╔══

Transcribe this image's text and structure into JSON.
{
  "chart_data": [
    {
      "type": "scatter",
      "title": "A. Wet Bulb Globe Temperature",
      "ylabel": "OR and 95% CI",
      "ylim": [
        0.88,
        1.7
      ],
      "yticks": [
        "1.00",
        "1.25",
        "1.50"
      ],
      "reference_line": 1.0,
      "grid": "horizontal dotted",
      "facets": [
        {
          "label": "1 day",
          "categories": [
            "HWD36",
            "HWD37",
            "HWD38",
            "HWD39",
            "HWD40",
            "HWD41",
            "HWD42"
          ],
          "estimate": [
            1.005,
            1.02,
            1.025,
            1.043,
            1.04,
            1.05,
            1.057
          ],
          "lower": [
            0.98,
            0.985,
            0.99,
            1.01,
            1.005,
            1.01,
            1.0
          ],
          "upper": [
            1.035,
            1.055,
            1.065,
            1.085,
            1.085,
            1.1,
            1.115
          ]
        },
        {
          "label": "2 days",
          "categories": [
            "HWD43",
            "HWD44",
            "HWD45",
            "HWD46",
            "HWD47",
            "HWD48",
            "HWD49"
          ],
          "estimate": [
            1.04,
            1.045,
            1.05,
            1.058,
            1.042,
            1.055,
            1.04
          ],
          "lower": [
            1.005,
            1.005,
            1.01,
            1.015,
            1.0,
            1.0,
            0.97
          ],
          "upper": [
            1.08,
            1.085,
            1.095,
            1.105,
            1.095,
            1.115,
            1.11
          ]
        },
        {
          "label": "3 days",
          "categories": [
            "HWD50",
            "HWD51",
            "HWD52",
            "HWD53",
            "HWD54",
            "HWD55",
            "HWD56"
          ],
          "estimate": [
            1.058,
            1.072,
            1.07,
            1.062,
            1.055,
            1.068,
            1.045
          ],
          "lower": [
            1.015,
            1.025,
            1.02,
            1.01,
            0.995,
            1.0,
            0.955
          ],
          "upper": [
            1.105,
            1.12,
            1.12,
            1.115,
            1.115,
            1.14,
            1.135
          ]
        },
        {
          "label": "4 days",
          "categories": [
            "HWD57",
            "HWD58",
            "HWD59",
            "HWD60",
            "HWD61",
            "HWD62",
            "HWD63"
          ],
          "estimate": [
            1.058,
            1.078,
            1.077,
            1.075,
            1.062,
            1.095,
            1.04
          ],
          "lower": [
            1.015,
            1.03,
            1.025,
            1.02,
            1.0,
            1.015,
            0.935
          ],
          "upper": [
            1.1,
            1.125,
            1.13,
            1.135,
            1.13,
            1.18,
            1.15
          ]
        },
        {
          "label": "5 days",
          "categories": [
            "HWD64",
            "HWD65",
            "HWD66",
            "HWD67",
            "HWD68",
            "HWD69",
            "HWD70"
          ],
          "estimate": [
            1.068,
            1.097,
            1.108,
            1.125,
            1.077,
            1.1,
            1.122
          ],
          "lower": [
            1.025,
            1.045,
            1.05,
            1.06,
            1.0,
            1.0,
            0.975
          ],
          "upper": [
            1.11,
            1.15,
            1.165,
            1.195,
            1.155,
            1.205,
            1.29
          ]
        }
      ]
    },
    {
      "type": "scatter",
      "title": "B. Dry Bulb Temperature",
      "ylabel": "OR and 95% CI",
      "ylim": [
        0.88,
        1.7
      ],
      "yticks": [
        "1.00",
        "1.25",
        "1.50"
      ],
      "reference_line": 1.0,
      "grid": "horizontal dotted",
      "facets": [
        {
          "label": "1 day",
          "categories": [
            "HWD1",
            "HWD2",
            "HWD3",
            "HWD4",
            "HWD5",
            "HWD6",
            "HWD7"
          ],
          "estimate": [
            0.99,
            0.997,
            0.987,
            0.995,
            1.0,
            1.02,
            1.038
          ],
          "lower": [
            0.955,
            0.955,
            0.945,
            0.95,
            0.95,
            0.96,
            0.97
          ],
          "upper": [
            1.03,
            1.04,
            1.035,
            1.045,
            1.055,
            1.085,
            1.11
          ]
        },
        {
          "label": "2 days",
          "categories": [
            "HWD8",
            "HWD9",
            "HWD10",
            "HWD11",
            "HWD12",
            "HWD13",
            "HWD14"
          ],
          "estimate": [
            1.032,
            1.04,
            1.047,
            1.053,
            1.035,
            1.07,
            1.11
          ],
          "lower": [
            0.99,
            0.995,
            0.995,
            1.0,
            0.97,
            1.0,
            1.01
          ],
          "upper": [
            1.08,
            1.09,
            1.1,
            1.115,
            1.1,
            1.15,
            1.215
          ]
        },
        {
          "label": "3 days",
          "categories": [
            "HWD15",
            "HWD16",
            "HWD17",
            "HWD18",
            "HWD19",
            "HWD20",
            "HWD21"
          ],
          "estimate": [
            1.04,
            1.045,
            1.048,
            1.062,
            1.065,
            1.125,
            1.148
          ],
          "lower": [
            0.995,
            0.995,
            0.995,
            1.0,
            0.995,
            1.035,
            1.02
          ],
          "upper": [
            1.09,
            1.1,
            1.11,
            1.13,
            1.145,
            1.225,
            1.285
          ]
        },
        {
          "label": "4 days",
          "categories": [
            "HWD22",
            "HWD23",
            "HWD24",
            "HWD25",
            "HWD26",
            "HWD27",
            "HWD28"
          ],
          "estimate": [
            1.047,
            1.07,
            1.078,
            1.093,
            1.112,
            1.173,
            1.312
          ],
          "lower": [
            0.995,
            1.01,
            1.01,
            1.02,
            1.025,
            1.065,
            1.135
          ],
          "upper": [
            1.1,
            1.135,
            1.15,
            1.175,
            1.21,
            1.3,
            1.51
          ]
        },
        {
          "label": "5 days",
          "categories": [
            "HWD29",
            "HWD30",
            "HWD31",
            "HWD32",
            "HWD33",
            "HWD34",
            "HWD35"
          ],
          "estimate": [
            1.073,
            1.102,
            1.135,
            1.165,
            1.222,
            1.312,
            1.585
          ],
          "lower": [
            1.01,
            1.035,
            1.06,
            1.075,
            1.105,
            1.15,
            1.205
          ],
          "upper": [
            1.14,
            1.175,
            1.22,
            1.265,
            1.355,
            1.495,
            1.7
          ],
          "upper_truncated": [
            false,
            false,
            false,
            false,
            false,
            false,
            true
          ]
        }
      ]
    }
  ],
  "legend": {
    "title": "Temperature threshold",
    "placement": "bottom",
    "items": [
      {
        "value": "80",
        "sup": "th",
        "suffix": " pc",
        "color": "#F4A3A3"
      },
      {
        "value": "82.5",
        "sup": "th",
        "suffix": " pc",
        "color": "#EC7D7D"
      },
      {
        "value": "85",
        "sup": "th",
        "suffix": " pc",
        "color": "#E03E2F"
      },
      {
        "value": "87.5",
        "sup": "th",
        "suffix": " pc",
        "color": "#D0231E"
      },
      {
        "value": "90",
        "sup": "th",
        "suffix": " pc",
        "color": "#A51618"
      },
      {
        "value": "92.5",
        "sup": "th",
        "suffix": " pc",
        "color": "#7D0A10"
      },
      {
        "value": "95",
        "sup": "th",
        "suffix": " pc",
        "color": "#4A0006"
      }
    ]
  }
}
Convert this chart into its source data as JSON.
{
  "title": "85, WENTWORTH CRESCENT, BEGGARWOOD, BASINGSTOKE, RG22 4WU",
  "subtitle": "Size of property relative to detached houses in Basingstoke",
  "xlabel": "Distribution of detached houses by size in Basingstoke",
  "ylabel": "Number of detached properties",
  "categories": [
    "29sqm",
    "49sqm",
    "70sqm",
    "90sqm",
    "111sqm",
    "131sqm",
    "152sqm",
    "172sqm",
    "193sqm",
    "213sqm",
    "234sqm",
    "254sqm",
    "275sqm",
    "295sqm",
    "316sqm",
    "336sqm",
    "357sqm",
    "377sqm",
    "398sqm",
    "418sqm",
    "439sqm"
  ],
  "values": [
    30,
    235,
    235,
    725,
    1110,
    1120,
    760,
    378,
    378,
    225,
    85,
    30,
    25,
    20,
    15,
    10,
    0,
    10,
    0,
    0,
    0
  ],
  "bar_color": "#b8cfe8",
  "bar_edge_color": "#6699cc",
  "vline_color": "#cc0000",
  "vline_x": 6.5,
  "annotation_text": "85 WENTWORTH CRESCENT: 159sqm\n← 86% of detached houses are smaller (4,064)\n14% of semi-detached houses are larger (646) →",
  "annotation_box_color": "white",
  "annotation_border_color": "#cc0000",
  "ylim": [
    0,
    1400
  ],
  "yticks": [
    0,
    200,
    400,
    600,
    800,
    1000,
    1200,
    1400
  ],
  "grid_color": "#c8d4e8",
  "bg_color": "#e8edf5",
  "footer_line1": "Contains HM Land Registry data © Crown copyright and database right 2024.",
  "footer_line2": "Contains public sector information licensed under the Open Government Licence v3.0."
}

╚══

__Task goal__. Find how many lines of the listing include the string "detached" and give that number, nothing else.

__Solution for this exercise__. 4